● Extracted data:
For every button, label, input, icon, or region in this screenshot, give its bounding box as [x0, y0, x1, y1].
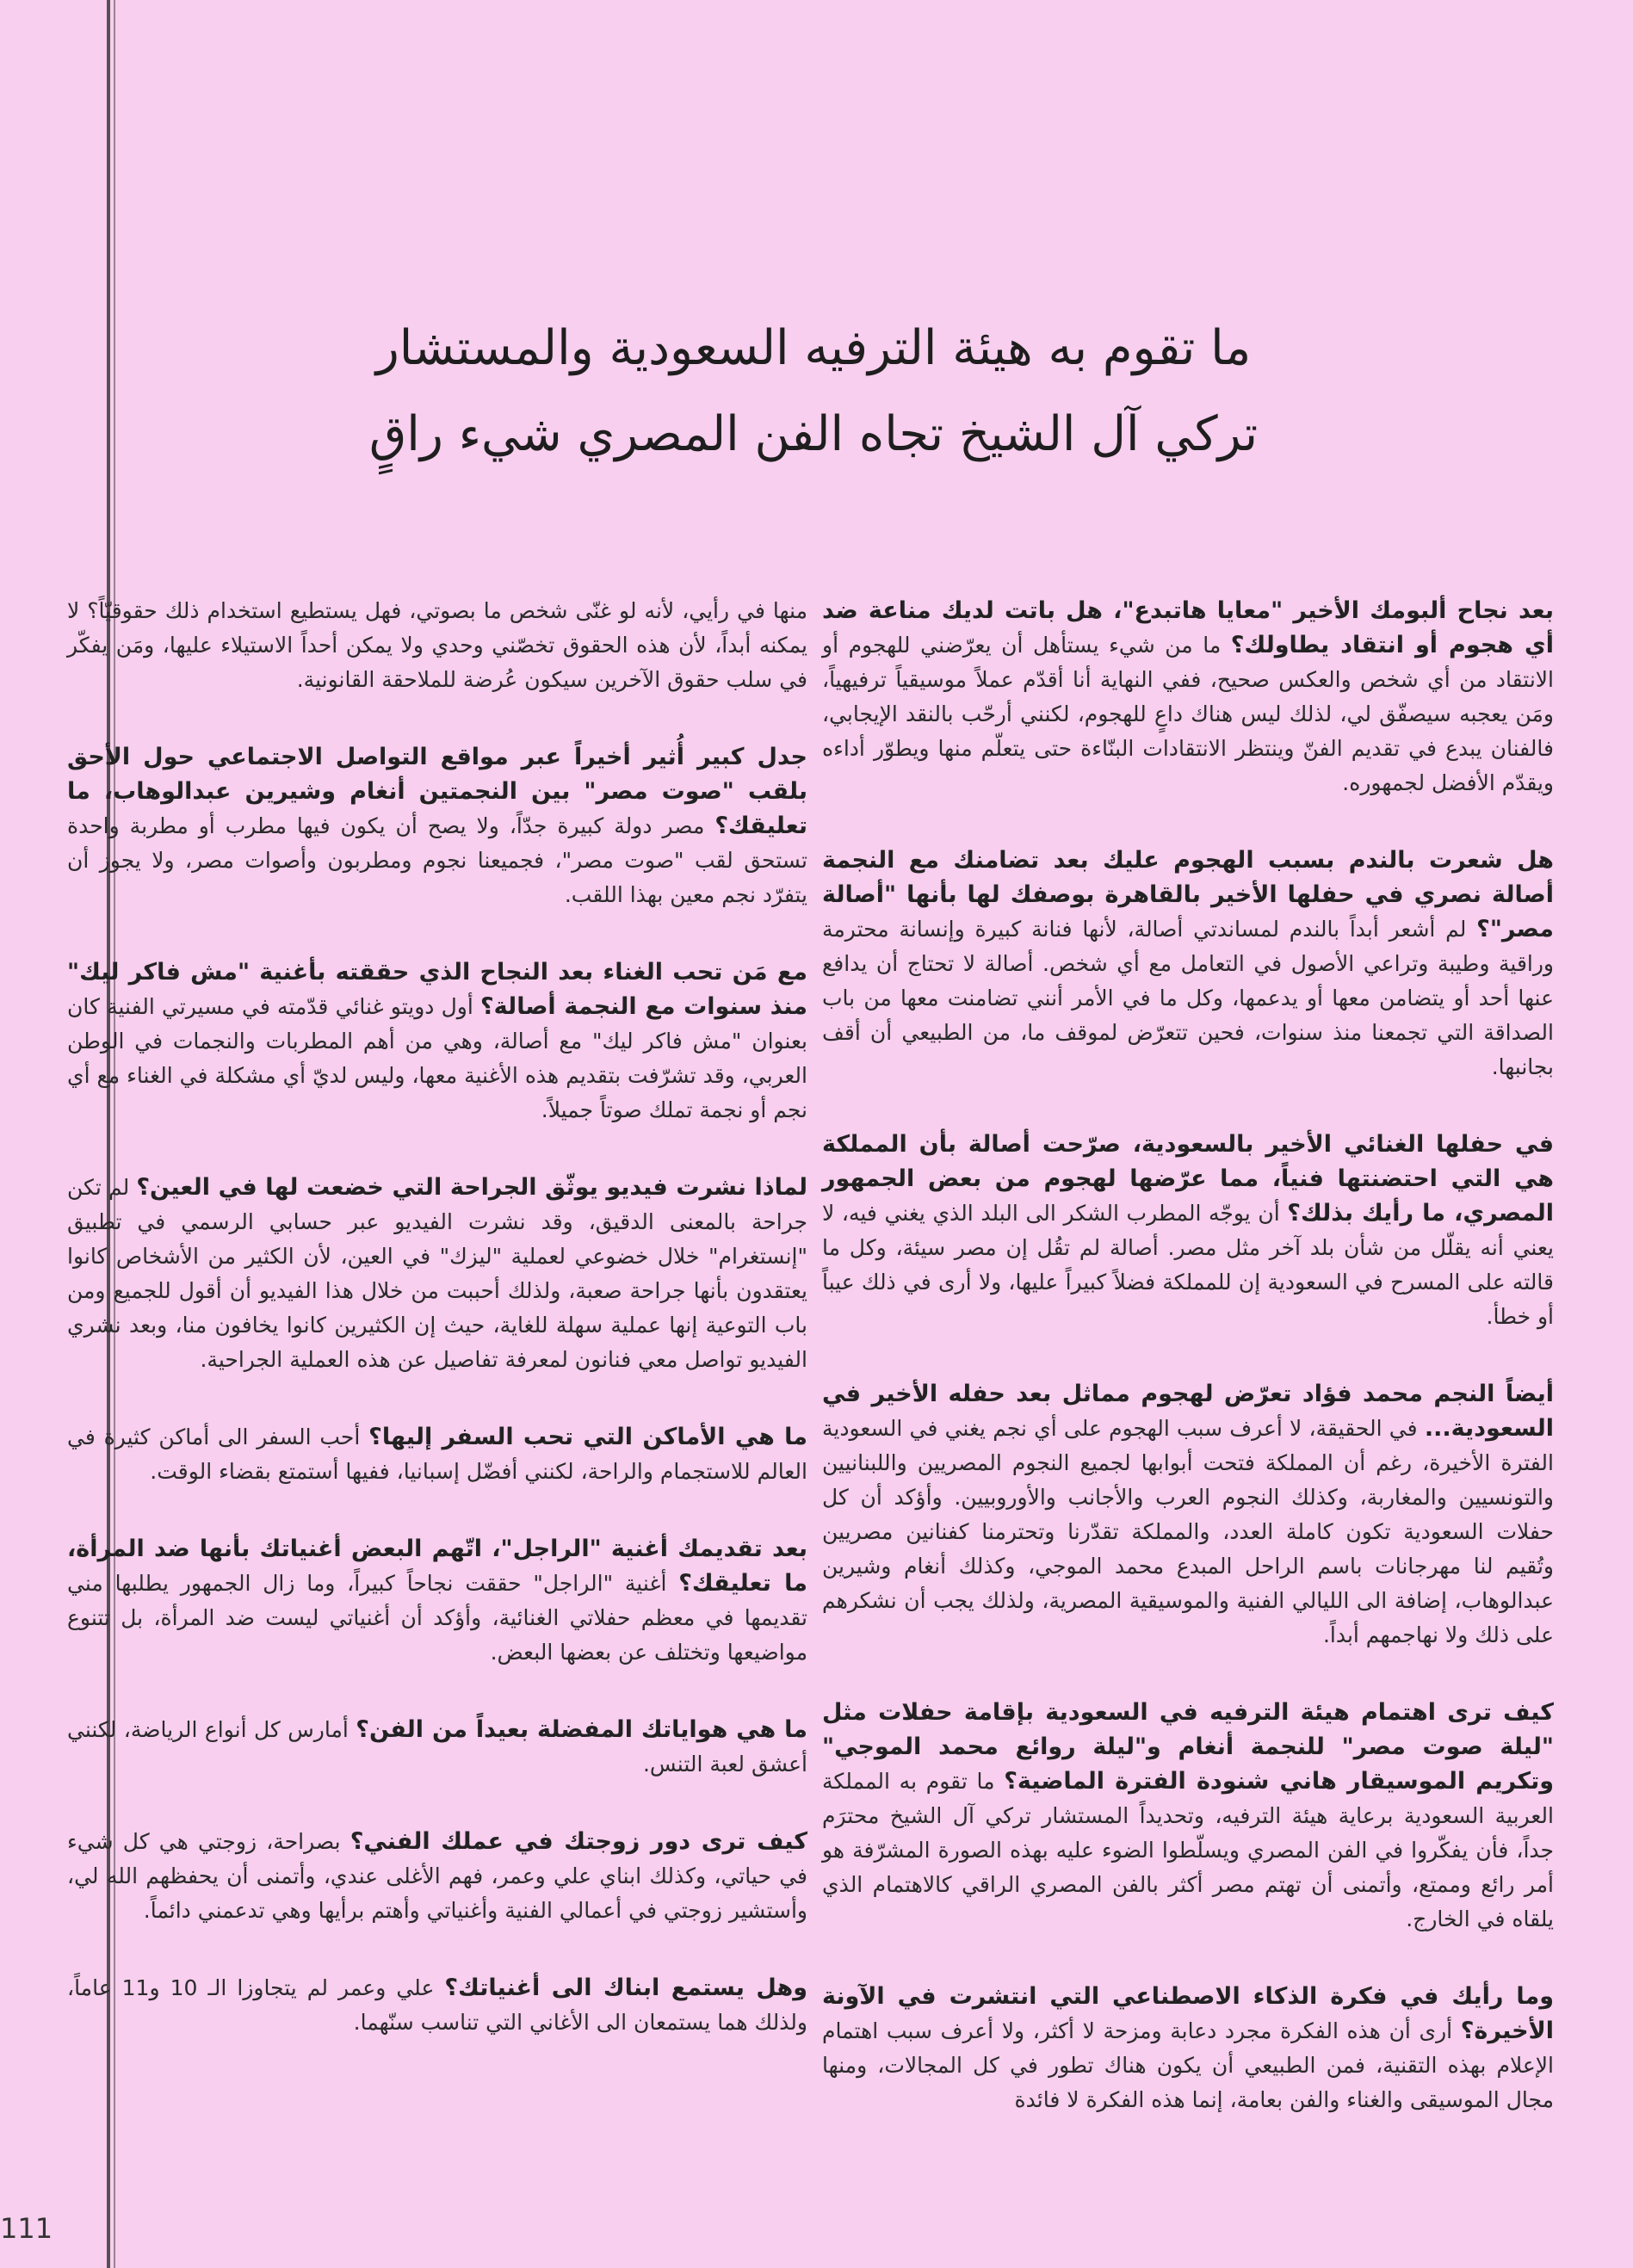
- qa-block: [67, 594, 807, 697]
- question: مع مَن تحب الغناء بعد النجاح الذي حققته بأغنية "مش فاكر ليك" منذ سنوات مع النجمة أصالة؟: [67, 959, 807, 1020]
- answer: في الحقيقة، لا أعرف سبب الهجوم على أي نجم يغني في السعودية الفترة الأخيرة، رغم أن المملكة فتحت أبوابها لجميع النجوم المصريين واللبنانيين والتونسيين والمغاربة، وكذلك النجوم العرب والأجانب والأوروبيين. وأؤكد أن كل حفلات السعودية تكون كاملة العدد، والمملكة تقدّرنا وتحترمنا كفنانين مصريين وتُقيم لنا مهرجانات باسم الراحل المبدع محمد الموجي، وكذلك أنغام وشيرين عبدالوهاب، إضافة الى الليالي الفنية والموسيقية المصرية، ولذلك يجب أن نشكرهم على ذلك ولا نهاجمهم أبداً.: [822, 1416, 1554, 1647]
- headline-line-1: ما تقوم به هيئة الترفيه السعودية والمستشار: [375, 320, 1252, 376]
- page-number: 111: [0, 2212, 53, 2245]
- right-column: [822, 594, 1554, 2160]
- qa-block: [67, 1171, 807, 1377]
- question: وهل يستمع ابناك الى أغنياتك؟: [444, 1974, 808, 2001]
- question: هل شعرت بالندم بسبب الهجوم عليك بعد تضامنك مع النجمة أصالة نصري في حفلها الأخير بالقاهرة بوصفك لها بأنها "أصالة مصر"؟: [822, 847, 1555, 942]
- answer: أن يوجّه المطرب الشكر الى البلد الذي يغني فيه، لا يعني أنه يقلّل من شأن بلد آخر مثل مصر. أصالة لم تقُل إن مصر سيئة، وكل ما قالته على المسرح في السعودية إن للمملكة فضلاً كبيراً عليها، ولا أرى في ذلك عيباً أو خطأ.: [822, 1201, 1554, 1329]
- qa-block: [67, 1420, 807, 1489]
- answer: أحب السفر الى أماكن كثيرة في العالم للاستجمام والراحة، لكنني أفضّل إسبانيا، ففيها أستمتع بقضاء الوقت.: [67, 1424, 807, 1484]
- qa-block: [822, 1980, 1554, 2117]
- qa-block: [67, 1713, 807, 1782]
- question: ما هي الأماكن التي تحب السفر إليها؟: [368, 1424, 807, 1450]
- question: بعد نجاح ألبومك الأخير "معايا هاتبدع"، هل باتت لديك مناعة ضد أي هجوم أو انتقاد يطاولك؟: [822, 597, 1554, 658]
- answer: ما من شيء يستأهل أن يعرّضني للهجوم أو الانتقاد من أي شخص والعكس صحيح، ففي النهاية أنا أقدّم عملاً موسيقياً ترفيهياً، ومَن يعجبه سيصفّق لي، لذلك ليس هناك داعٍ للهجوم، لكنني أرحّب بالنقد الإيجابي، فالفنان يبدع في تقديم الفنّ وينتظر الانتقادات البنّاءة حتى يتعلّم منها ويطوّر أداءه ويقدّم الأفضل لجمهوره.: [822, 633, 1554, 795]
- qa-block: [67, 955, 807, 1128]
- qa-block: [822, 844, 1554, 1085]
- answer: أمارس كل أنواع الرياضة، لكنني أعشق لعبة التنس.: [67, 1717, 807, 1777]
- answer: لم تكن جراحة بالمعنى الدقيق، وقد نشرت الفيديو عبر حسابي الرسمي في تطبيق "إنستغرام" خلال خضوعي لعملية "ليزك" في العين، لأن الكثير من الأشخاص كانوا يعتقدون بأنها جراحة صعبة، ولذلك أحببت من خلال هذا الفيديو أن أقول للجميع ومن باب التوعية إنها عملية سهلة للغاية، حيث إن الكثيرين كانوا يخافون منا، وبعد نشري الفيديو تواصل معي فنانون لمعرفة تفاصيل عن هذه العملية الجراحية.: [67, 1175, 807, 1372]
- question: في حفلها الغنائي الأخير بالسعودية، صرّحت أصالة بأن المملكة هي التي احتضنتها فنياً، مما عرّضها لهجوم من بعض الجمهور المصري، ما رأيك بذلك؟: [822, 1131, 1554, 1227]
- answer: منها في رأيي، لأنه لو غنّى شخص ما بصوتي، فهل يستطيع استخدام ذلك حقوقيّاً؟ لا يمكنه أبداً، لأن هذه الحقوق تخصّني وحدي ولا يمكن أحداً الاستيلاء عليها، ومَن يفكّر في سلب حقوق الآخرين سيكون عُرضة للملاحقة القانونية.: [67, 598, 807, 692]
- answer: أرى أن هذه الفكرة مجرد دعابة ومزحة لا أكثر، ولا أعرف سبب اهتمام الإعلام بهذه التقنية، فمن الطبيعي أن يكون هناك تطور في كل المجالات، ومنها مجال الموسيقى والغناء والفن بعامة، إنما هذه الفكرة لا فائدة: [822, 2018, 1554, 2112]
- answer: أول دويتو غنائي قدّمته في مسيرتي الفنية كان بعنوان "مش فاكر ليك" مع أصالة، وهي من أهم المطربات والنجمات في الوطن العربي، وقد تشرّفت بتقديم هذه الأغنية معها، وليس لديّ أي مشكلة في الغناء مع أي نجم أو نجمة تملك صوتاً جميلاً.: [67, 994, 807, 1122]
- question: جدل كبير أُثير أخيراً عبر مواقع التواصل الاجتماعي حول الأحق بلقب "صوت مصر" بين النجمتين أنغام وشيرين عبدالوهاب، ما تعليقك؟: [67, 744, 807, 839]
- qa-block: [67, 1825, 807, 1928]
- answer: ما تقوم به المملكة العربية السعودية برعاية هيئة الترفيه، وتحديداً المستشار تركي آل الشيخ محترَم جداً، فأن يفكّروا في الفن المصري ويسلّطوا الضوء عليه بهذه الصورة المشرّفة هو أمر رائع وممتع، وأتمنى أن تهتم مصر أكثر بالفن المصري الراقي كالاهتمام الذي يلقاه في الخارج.: [822, 1769, 1554, 1931]
- qa-block: [67, 1532, 807, 1670]
- qa-block: [67, 740, 807, 912]
- answer: مصر دولة كبيرة جدّاً، ولا يصح أن يكون فيها مطرب أو مطربة واحدة تستحق لقب "صوت مصر"، فجميعنا نجوم ومطربون وأصوات مصر، ولا يجوز أن يتفرّد نجم معين بهذا اللقب.: [67, 813, 807, 907]
- question: وما رأيك في فكرة الذكاء الاصطناعي التي انتشرت في الآونة الأخيرة؟: [822, 1983, 1554, 2044]
- answer: لم أشعر أبداً بالندم لمساندتي أصالة، لأنها فنانة كبيرة وإنسانة محترمة وراقية وطيبة وتراعي الأصول في التعامل مع أي شخص. أصالة لا تحتاج أن يدافع عنها أحد أو يتضامن معها أو يدعمها، وكل ما في الأمر أنني تضامنت معها من باب الصداقة التي تجمعنا منذ سنوات، فحين تتعرّض لموقف ما، من الطبيعي أن أقف بجانبها.: [822, 917, 1554, 1079]
- answer: علي وعمر لم يتجاوزا الـ 10 و11 عاماً، ولذلك هما يستمعان الى الأغاني التي تناسب سنّهما.: [67, 1975, 807, 2035]
- qa-block: [67, 1971, 807, 2040]
- left-column: [67, 594, 807, 2083]
- qa-block: [822, 1377, 1554, 1653]
- qa-block: [822, 594, 1554, 800]
- question: ما هي هواياتك المفضلة بعيداً من الفن؟: [356, 1716, 807, 1743]
- question: لماذا نشرت فيديو يوثّق الجراحة التي خضعت لها في العين؟: [136, 1174, 807, 1201]
- question: بعد تقديمك أغنية "الراجل"، اتّهم البعض أغنياتك بأنها ضد المرأة، ما تعليقك؟: [67, 1536, 808, 1597]
- headline-line-2: تركي آل الشيخ تجاه الفن المصري شيء راقٍ: [368, 406, 1259, 462]
- question: كيف ترى دور زوجتك في عملك الفني؟: [349, 1828, 807, 1855]
- question: أيضاً النجم محمد فؤاد تعرّض لهجوم مماثل بعد حفله الأخير في السعودية...: [822, 1381, 1554, 1442]
- qa-block: [822, 1128, 1554, 1334]
- question: كيف ترى اهتمام هيئة الترفيه في السعودية بإقامة حفلات مثل "ليلة صوت مصر" للنجمة أنغام و"ليلة روائع محمد الموجي" وتكريم الموسيقار هاني شنودة الفترة الماضية؟: [822, 1699, 1554, 1795]
- page-headline: [258, 306, 1369, 478]
- answer: أغنية "الراجل" حققت نجاحاً كبيراً، وما زال الجمهور يطلبها مني تقديمها في معظم حفلاتي الغنائية، وأؤكد أن أغنياتي ليست ضد المرأة، بل تتنوع مواضيعها وتختلف عن بعضها البعض.: [67, 1571, 807, 1665]
- answer: بصراحة، زوجتي هي كل شيء في حياتي، وكذلك ابناي علي وعمر، فهم الأغلى عندي، وأتمنى أن يحفظهم الله لي، وأستشير زوجتي في أعمالي الفنية وأغنياتي وأهتم برأيها وهي تدعمني دائماً.: [67, 1829, 807, 1923]
- qa-block: [822, 1696, 1554, 1937]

● Task to carry out: Copy the rows word for word, starting at the line that has "- qa-block: [67, 594, 807, 697]" and ending after the line that has "- question: مع".

● Output of the task:
- qa-block: [67, 594, 807, 697]
- question: مع مَن تحب الغناء بعد النجاح الذي حققته بأغنية "مش فاكر ليك" منذ سنوات مع النجمة أصالة؟: [67, 959, 807, 1020]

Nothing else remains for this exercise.